*** GIVEN ENTRIES

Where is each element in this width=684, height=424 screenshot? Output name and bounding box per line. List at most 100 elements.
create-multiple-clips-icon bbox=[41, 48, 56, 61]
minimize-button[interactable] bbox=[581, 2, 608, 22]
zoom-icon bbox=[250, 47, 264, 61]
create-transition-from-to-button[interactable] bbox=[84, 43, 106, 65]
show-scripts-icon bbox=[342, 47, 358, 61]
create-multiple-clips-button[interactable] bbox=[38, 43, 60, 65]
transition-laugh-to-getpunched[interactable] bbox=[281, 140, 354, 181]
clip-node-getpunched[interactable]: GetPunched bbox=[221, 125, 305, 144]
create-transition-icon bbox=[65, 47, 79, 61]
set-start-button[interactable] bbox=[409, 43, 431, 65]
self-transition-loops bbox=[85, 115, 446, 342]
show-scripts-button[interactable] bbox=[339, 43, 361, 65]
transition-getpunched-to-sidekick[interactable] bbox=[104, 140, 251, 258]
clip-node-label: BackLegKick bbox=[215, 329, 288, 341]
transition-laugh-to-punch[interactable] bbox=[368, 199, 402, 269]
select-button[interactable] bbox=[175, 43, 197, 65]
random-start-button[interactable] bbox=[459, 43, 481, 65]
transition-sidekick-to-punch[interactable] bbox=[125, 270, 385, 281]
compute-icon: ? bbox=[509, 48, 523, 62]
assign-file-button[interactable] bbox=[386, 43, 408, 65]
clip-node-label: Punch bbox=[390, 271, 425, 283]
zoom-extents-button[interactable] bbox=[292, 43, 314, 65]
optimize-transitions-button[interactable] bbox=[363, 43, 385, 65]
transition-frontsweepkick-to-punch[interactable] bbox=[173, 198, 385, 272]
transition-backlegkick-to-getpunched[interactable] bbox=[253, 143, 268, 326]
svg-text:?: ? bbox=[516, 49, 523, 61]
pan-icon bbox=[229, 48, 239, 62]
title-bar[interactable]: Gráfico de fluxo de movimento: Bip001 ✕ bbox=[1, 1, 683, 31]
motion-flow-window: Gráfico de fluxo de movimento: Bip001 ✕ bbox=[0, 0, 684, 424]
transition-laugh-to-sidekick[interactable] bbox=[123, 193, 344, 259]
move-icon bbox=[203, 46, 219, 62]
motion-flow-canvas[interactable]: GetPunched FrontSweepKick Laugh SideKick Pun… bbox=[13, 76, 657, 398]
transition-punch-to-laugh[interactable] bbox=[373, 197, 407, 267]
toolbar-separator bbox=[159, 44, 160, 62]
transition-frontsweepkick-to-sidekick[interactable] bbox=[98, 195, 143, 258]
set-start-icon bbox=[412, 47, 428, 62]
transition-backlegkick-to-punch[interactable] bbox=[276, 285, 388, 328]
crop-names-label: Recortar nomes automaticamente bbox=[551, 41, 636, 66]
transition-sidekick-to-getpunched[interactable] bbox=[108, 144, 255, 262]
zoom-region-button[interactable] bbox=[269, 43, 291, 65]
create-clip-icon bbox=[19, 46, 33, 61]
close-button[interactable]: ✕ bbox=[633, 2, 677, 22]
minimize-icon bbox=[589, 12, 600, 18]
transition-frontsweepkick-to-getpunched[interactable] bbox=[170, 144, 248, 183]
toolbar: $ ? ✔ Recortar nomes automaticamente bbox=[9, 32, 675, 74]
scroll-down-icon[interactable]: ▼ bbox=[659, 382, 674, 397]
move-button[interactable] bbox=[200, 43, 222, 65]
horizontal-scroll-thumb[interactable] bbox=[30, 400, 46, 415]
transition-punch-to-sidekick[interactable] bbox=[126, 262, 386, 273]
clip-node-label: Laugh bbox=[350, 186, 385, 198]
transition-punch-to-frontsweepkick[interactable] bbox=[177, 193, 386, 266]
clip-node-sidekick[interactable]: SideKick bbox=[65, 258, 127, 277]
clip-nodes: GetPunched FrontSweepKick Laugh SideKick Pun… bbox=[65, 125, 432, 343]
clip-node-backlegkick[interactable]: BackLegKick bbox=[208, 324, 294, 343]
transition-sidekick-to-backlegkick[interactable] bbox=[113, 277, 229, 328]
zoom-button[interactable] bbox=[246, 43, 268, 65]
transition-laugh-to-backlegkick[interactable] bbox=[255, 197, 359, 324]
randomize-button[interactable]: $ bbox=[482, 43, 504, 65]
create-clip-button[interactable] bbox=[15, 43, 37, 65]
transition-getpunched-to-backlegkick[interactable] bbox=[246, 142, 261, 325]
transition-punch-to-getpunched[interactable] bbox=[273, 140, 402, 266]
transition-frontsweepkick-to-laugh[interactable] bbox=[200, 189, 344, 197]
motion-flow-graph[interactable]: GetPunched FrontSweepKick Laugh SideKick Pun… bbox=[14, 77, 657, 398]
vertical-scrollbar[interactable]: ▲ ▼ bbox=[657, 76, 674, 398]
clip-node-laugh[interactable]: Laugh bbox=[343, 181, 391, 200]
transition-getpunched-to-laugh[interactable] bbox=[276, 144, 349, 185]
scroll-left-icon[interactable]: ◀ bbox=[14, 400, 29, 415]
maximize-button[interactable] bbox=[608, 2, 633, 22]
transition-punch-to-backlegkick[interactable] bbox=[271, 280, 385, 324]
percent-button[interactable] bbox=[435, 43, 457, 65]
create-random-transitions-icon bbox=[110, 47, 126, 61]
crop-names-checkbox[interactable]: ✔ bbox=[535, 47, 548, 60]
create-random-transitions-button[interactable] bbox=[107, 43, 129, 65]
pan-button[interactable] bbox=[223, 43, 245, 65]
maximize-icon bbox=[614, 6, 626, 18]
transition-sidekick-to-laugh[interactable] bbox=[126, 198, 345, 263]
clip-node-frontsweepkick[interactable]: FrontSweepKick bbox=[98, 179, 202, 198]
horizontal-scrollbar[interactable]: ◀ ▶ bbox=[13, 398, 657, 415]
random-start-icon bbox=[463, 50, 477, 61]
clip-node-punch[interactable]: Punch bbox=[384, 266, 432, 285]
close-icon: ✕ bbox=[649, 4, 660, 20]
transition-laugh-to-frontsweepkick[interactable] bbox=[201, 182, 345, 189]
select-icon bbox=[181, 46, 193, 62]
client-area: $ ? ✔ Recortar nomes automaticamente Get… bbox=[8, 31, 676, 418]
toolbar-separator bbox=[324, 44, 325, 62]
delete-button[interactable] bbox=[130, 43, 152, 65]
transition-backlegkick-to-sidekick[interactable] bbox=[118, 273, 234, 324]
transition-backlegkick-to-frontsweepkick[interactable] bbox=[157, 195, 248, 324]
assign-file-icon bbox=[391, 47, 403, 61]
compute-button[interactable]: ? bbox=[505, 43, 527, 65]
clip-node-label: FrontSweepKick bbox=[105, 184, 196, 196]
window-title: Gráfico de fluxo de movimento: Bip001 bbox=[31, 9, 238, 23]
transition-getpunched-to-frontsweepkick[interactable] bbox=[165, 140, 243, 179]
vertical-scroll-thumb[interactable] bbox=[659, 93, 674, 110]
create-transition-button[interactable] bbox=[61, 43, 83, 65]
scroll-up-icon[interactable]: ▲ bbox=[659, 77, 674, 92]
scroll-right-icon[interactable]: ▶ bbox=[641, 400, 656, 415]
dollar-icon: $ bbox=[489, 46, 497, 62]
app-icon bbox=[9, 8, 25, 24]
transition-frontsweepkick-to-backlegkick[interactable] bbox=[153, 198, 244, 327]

******

→ EXERCISE PROMPT
Rewrite all the records above, changing every "Bip001" to "Bip002" and leaving everything else as it is.

→ SOLUTION TO THE PROBLEM
Where is each element in this width=684, height=424 screenshot? Output name and bounding box per line. List at most 100 elements.
create-multiple-clips-icon bbox=[41, 48, 56, 61]
minimize-button[interactable] bbox=[581, 2, 608, 22]
zoom-icon bbox=[250, 47, 264, 61]
create-transition-from-to-button[interactable] bbox=[84, 43, 106, 65]
show-scripts-icon bbox=[342, 47, 358, 61]
create-multiple-clips-button[interactable] bbox=[38, 43, 60, 65]
transition-laugh-to-getpunched[interactable] bbox=[281, 140, 354, 181]
clip-node-getpunched[interactable]: GetPunched bbox=[221, 125, 305, 144]
create-transition-icon bbox=[65, 47, 79, 61]
set-start-button[interactable] bbox=[409, 43, 431, 65]
self-transition-loops bbox=[85, 115, 446, 342]
show-scripts-button[interactable] bbox=[339, 43, 361, 65]
transition-getpunched-to-sidekick[interactable] bbox=[104, 140, 251, 258]
clip-node-label: BackLegKick bbox=[215, 329, 288, 341]
transition-laugh-to-punch[interactable] bbox=[368, 199, 402, 269]
select-button[interactable] bbox=[175, 43, 197, 65]
random-start-button[interactable] bbox=[459, 43, 481, 65]
transition-sidekick-to-punch[interactable] bbox=[125, 270, 385, 281]
compute-icon: ? bbox=[509, 48, 523, 62]
assign-file-button[interactable] bbox=[386, 43, 408, 65]
clip-node-label: Punch bbox=[390, 271, 425, 283]
zoom-extents-button[interactable] bbox=[292, 43, 314, 65]
optimize-transitions-button[interactable] bbox=[363, 43, 385, 65]
transition-frontsweepkick-to-punch[interactable] bbox=[173, 198, 385, 272]
transition-backlegkick-to-getpunched[interactable] bbox=[253, 143, 268, 326]
svg-text:?: ? bbox=[516, 49, 523, 61]
pan-icon bbox=[229, 48, 239, 62]
title-bar[interactable]: Gráfico de fluxo de movimento: Bip002 ✕ bbox=[1, 1, 683, 31]
motion-flow-window: Gráfico de fluxo de movimento: Bip002 ✕ bbox=[0, 0, 684, 424]
transition-laugh-to-sidekick[interactable] bbox=[123, 193, 344, 259]
move-icon bbox=[203, 46, 219, 62]
motion-flow-canvas[interactable]: GetPunched FrontSweepKick Laugh SideKick Pun… bbox=[13, 76, 657, 398]
transition-punch-to-laugh[interactable] bbox=[373, 197, 407, 267]
toolbar-separator bbox=[159, 44, 160, 62]
transition-frontsweepkick-to-sidekick[interactable] bbox=[98, 195, 143, 258]
set-start-icon bbox=[412, 47, 428, 62]
transition-backlegkick-to-punch[interactable] bbox=[276, 285, 388, 328]
crop-names-label: Recortar nomes automaticamente bbox=[551, 41, 636, 66]
transition-sidekick-to-getpunched[interactable] bbox=[108, 144, 255, 262]
zoom-region-button[interactable] bbox=[269, 43, 291, 65]
create-clip-icon bbox=[19, 46, 33, 61]
close-button[interactable]: ✕ bbox=[633, 2, 677, 22]
minimize-icon bbox=[589, 12, 600, 18]
transition-frontsweepkick-to-getpunched[interactable] bbox=[170, 144, 248, 183]
toolbar: $ ? ✔ Recortar nomes automaticamente bbox=[9, 32, 675, 74]
scroll-down-icon[interactable]: ▼ bbox=[659, 382, 674, 397]
move-button[interactable] bbox=[200, 43, 222, 65]
horizontal-scroll-thumb[interactable] bbox=[30, 400, 46, 415]
transition-punch-to-sidekick[interactable] bbox=[126, 262, 386, 273]
clip-node-label: Laugh bbox=[350, 186, 385, 198]
transition-punch-to-frontsweepkick[interactable] bbox=[177, 193, 386, 266]
clip-node-sidekick[interactable]: SideKick bbox=[65, 258, 127, 277]
clip-nodes: GetPunched FrontSweepKick Laugh SideKick Pun… bbox=[65, 125, 432, 343]
clip-node-backlegkick[interactable]: BackLegKick bbox=[208, 324, 294, 343]
transition-sidekick-to-backlegkick[interactable] bbox=[113, 277, 229, 328]
zoom-button[interactable] bbox=[246, 43, 268, 65]
transition-laugh-to-backlegkick[interactable] bbox=[255, 197, 359, 324]
randomize-button[interactable]: $ bbox=[482, 43, 504, 65]
create-clip-button[interactable] bbox=[15, 43, 37, 65]
transition-getpunched-to-backlegkick[interactable] bbox=[246, 142, 261, 325]
transition-punch-to-getpunched[interactable] bbox=[273, 140, 402, 266]
transition-frontsweepkick-to-laugh[interactable] bbox=[200, 189, 344, 197]
motion-flow-graph[interactable]: GetPunched FrontSweepKick Laugh SideKick Pun… bbox=[14, 77, 657, 398]
vertical-scrollbar[interactable]: ▲ ▼ bbox=[657, 76, 674, 398]
clip-node-laugh[interactable]: Laugh bbox=[343, 181, 391, 200]
transition-getpunched-to-laugh[interactable] bbox=[276, 144, 349, 185]
scroll-left-icon[interactable]: ◀ bbox=[14, 400, 29, 415]
maximize-button[interactable] bbox=[608, 2, 633, 22]
transition-punch-to-backlegkick[interactable] bbox=[271, 280, 385, 324]
percent-button[interactable] bbox=[435, 43, 457, 65]
create-random-transitions-icon bbox=[110, 47, 126, 61]
crop-names-checkbox[interactable]: ✔ bbox=[535, 47, 548, 60]
create-random-transitions-button[interactable] bbox=[107, 43, 129, 65]
pan-button[interactable] bbox=[223, 43, 245, 65]
maximize-icon bbox=[614, 6, 626, 18]
transition-sidekick-to-laugh[interactable] bbox=[126, 198, 345, 263]
clip-node-frontsweepkick[interactable]: FrontSweepKick bbox=[98, 179, 202, 198]
horizontal-scrollbar[interactable]: ◀ ▶ bbox=[13, 398, 657, 415]
random-start-icon bbox=[463, 50, 477, 61]
clip-node-punch[interactable]: Punch bbox=[384, 266, 432, 285]
close-icon: ✕ bbox=[649, 4, 660, 20]
transition-laugh-to-frontsweepkick[interactable] bbox=[201, 182, 345, 189]
select-icon bbox=[181, 46, 193, 62]
client-area: $ ? ✔ Recortar nomes automaticamente Get… bbox=[8, 31, 676, 418]
toolbar-separator bbox=[324, 44, 325, 62]
delete-button[interactable] bbox=[130, 43, 152, 65]
transition-backlegkick-to-sidekick[interactable] bbox=[118, 273, 234, 324]
transition-backlegkick-to-frontsweepkick[interactable] bbox=[157, 195, 248, 324]
assign-file-icon bbox=[391, 47, 403, 61]
compute-button[interactable]: ? bbox=[505, 43, 527, 65]
clip-node-label: FrontSweepKick bbox=[105, 184, 196, 196]
window-title: Gráfico de fluxo de movimento: Bip002 bbox=[31, 9, 238, 23]
transition-getpunched-to-frontsweepkick[interactable] bbox=[165, 140, 243, 179]
vertical-scroll-thumb[interactable] bbox=[659, 93, 674, 110]
create-transition-button[interactable] bbox=[61, 43, 83, 65]
scroll-up-icon[interactable]: ▲ bbox=[659, 77, 674, 92]
scroll-right-icon[interactable]: ▶ bbox=[641, 400, 656, 415]
dollar-icon: $ bbox=[489, 46, 497, 62]
app-icon bbox=[9, 8, 25, 24]
transition-frontsweepkick-to-backlegkick[interactable] bbox=[153, 198, 244, 327]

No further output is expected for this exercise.